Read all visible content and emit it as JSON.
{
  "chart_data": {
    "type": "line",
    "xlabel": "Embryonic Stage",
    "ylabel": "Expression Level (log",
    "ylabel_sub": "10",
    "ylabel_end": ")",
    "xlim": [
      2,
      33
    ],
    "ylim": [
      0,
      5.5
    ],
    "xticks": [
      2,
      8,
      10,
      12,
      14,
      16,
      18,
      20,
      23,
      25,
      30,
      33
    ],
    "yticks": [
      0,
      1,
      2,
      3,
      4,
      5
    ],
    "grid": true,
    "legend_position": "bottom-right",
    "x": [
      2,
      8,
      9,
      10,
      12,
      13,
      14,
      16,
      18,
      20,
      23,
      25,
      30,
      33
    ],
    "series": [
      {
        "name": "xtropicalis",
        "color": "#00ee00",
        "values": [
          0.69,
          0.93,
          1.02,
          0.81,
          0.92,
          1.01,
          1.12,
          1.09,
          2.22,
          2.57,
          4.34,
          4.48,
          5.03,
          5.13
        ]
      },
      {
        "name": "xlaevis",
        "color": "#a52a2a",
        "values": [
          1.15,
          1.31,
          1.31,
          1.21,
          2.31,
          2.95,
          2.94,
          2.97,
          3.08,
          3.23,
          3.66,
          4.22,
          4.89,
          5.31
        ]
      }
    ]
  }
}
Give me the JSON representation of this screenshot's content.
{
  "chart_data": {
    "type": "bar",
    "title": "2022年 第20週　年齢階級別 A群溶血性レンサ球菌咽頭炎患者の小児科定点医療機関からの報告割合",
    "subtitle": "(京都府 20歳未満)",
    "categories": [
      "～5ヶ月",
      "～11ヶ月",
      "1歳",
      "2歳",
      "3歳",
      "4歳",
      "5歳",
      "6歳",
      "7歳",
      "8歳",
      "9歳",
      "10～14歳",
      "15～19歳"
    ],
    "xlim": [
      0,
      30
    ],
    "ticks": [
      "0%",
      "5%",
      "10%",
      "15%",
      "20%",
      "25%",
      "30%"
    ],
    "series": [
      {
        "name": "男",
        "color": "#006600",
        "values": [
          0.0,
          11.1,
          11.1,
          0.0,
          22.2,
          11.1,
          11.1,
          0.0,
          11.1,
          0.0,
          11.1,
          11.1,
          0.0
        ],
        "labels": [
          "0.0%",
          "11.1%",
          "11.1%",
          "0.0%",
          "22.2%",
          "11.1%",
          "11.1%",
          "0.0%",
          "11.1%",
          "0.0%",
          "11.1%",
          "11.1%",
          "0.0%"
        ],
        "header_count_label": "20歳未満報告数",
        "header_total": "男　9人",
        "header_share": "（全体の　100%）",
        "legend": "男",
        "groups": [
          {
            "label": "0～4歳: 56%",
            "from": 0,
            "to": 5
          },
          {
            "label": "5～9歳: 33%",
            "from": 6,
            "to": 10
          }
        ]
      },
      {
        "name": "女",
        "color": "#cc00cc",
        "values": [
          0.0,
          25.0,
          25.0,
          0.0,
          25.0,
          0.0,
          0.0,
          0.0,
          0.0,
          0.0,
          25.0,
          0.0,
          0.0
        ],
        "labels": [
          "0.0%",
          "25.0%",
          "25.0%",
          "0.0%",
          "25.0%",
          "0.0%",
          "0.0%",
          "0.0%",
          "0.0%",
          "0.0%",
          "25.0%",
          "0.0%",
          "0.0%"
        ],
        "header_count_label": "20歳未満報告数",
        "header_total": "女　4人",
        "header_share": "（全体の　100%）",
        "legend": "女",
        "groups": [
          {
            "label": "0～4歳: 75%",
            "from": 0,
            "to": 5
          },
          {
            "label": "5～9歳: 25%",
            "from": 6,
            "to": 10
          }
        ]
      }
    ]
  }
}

:::::

Copy each line of the data above without altering a single character.

Read all visible content and emit it as JSON.
{
  "chart_data": {
    "type": "line",
    "xlabel": "Embryonic Stage",
    "ylabel": "Expression Level (log",
    "ylabel_sub": "10",
    "ylabel_end": ")",
    "xlim": [
      2,
      33
    ],
    "ylim": [
      0,
      5.5
    ],
    "xticks": [
      2,
      8,
      10,
      12,
      14,
      16,
      18,
      20,
      23,
      25,
      30,
      33
    ],
    "yticks": [
      0,
      1,
      2,
      3,
      4,
      5
    ],
    "grid": true,
    "legend_position": "bottom-right",
    "x": [
      2,
      8,
      9,
      10,
      12,
      13,
      14,
      16,
      18,
      20,
      23,
      25,
      30,
      33
    ],
    "series": [
      {
        "name": "xtropicalis",
        "color": "#00ee00",
        "values": [
          0.69,
          0.93,
          1.02,
          0.81,
          0.92,
          1.01,
          1.12,
          1.09,
          2.22,
          2.57,
          4.34,
          4.48,
          5.03,
          5.13
        ]
      },
      {
        "name": "xlaevis",
        "color": "#a52a2a",
        "values": [
          1.15,
          1.31,
          1.31,
          1.21,
          2.31,
          2.95,
          2.94,
          2.97,
          3.08,
          3.23,
          3.66,
          4.22,
          4.89,
          5.31
        ]
      }
    ]
  }
}
Give me the JSON representation of this screenshot's content.
{
  "chart_data": {
    "type": "bar",
    "title": "2022年 第20週　年齢階級別 A群溶血性レンサ球菌咽頭炎患者の小児科定点医療機関からの報告割合",
    "subtitle": "(京都府 20歳未満)",
    "categories": [
      "～5ヶ月",
      "～11ヶ月",
      "1歳",
      "2歳",
      "3歳",
      "4歳",
      "5歳",
      "6歳",
      "7歳",
      "8歳",
      "9歳",
      "10～14歳",
      "15～19歳"
    ],
    "xlim": [
      0,
      30
    ],
    "ticks": [
      "0%",
      "5%",
      "10%",
      "15%",
      "20%",
      "25%",
      "30%"
    ],
    "series": [
      {
        "name": "男",
        "color": "#006600",
        "values": [
          0.0,
          11.1,
          11.1,
          0.0,
          22.2,
          11.1,
          11.1,
          0.0,
          11.1,
          0.0,
          11.1,
          11.1,
          0.0
        ],
        "labels": [
          "0.0%",
          "11.1%",
          "11.1%",
          "0.0%",
          "22.2%",
          "11.1%",
          "11.1%",
          "0.0%",
          "11.1%",
          "0.0%",
          "11.1%",
          "11.1%",
          "0.0%"
        ],
        "header_count_label": "20歳未満報告数",
        "header_total": "男　9人",
        "header_share": "（全体の　100%）",
        "legend": "男",
        "groups": [
          {
            "label": "0～4歳: 56%",
            "from": 0,
            "to": 5
          },
          {
            "label": "5～9歳: 33%",
            "from": 6,
            "to": 10
          }
        ]
      },
      {
        "name": "女",
        "color": "#cc00cc",
        "values": [
          0.0,
          25.0,
          25.0,
          0.0,
          25.0,
          0.0,
          0.0,
          0.0,
          0.0,
          0.0,
          25.0,
          0.0,
          0.0
        ],
        "labels": [
          "0.0%",
          "25.0%",
          "25.0%",
          "0.0%",
          "25.0%",
          "0.0%",
          "0.0%",
          "0.0%",
          "0.0%",
          "0.0%",
          "25.0%",
          "0.0%",
          "0.0%"
        ],
        "header_count_label": "20歳未満報告数",
        "header_total": "女　4人",
        "header_share": "（全体の　100%）",
        "legend": "女",
        "groups": [
          {
            "label": "0～4歳: 75%",
            "from": 0,
            "to": 5
          },
          {
            "label": "5～9歳: 25%",
            "from": 6,
            "to": 10
          }
        ]
      }
    ]
  }
}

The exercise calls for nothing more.